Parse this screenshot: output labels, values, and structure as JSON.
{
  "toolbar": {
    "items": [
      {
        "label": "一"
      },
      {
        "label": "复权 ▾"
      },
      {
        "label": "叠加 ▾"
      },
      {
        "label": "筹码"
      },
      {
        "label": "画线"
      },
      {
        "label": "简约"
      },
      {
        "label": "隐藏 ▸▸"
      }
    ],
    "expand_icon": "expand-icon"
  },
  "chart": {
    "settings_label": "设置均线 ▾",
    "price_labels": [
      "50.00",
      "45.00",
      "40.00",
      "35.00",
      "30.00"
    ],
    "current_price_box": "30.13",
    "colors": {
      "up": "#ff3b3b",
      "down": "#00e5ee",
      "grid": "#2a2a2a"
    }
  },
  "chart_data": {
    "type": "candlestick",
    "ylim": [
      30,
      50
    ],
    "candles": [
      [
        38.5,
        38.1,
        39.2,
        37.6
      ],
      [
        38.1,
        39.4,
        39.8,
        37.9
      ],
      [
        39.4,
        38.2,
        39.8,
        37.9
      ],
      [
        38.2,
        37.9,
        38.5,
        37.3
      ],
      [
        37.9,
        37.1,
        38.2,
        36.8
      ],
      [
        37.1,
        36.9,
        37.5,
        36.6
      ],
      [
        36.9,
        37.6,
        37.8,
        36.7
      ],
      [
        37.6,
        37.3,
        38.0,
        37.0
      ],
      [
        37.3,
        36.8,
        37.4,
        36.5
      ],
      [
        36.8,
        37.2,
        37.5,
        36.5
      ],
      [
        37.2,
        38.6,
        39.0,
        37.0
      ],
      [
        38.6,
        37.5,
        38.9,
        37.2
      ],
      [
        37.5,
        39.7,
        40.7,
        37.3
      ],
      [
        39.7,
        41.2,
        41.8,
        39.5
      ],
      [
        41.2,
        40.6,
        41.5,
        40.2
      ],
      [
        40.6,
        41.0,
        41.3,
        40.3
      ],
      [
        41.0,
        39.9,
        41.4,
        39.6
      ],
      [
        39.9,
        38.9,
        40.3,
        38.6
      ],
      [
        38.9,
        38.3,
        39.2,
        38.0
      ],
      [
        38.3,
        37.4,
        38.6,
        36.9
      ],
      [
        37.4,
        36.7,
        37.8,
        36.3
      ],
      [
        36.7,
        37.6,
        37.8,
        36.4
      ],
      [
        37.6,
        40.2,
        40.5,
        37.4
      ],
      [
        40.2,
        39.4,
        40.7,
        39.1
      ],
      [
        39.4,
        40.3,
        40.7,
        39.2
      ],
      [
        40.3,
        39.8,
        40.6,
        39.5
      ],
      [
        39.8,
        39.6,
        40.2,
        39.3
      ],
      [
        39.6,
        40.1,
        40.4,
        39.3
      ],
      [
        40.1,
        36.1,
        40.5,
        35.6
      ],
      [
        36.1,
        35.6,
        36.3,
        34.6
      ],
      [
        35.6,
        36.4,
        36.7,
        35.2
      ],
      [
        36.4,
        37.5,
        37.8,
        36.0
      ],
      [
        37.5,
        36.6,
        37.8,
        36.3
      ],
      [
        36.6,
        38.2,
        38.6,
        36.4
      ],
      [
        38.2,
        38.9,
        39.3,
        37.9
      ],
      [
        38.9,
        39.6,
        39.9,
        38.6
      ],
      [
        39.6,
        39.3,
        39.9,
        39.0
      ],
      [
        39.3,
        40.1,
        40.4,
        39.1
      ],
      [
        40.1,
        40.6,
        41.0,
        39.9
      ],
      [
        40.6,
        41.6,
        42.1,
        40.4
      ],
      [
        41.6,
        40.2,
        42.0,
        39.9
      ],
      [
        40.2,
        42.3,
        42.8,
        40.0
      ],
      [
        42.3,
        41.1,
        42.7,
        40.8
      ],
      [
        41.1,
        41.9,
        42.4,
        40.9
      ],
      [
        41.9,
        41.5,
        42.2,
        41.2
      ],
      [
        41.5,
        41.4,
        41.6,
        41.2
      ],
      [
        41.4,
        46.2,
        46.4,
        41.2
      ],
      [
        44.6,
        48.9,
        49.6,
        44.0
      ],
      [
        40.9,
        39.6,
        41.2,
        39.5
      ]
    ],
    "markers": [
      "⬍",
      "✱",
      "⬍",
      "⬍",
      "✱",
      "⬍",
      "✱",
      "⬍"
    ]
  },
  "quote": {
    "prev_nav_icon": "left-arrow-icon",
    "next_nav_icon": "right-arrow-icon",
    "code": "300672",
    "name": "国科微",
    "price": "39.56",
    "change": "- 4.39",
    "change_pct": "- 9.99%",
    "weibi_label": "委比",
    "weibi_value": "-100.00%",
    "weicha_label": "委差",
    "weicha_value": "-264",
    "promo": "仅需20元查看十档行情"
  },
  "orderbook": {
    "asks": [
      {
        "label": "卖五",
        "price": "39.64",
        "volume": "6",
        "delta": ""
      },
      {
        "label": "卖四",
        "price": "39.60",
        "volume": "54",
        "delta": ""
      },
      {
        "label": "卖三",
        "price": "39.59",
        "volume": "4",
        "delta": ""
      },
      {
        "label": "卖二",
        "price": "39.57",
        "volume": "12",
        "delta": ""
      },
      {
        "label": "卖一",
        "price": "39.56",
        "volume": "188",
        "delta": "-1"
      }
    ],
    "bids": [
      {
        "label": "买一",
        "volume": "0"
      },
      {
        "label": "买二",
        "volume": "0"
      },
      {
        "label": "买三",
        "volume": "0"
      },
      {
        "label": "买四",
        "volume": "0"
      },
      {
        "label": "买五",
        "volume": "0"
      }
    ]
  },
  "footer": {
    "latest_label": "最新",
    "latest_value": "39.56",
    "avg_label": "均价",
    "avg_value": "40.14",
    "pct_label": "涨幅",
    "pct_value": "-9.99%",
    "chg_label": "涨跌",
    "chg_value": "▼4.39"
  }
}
#####
◆ Problem to work on:
Pull out every line of the records that includes the string "icon".

◆ Expected answer:
    "expand_icon": "expand-icon"
    "prev_nav_icon": "left-arrow-icon",
    "next_nav_icon": "right-arrow-icon",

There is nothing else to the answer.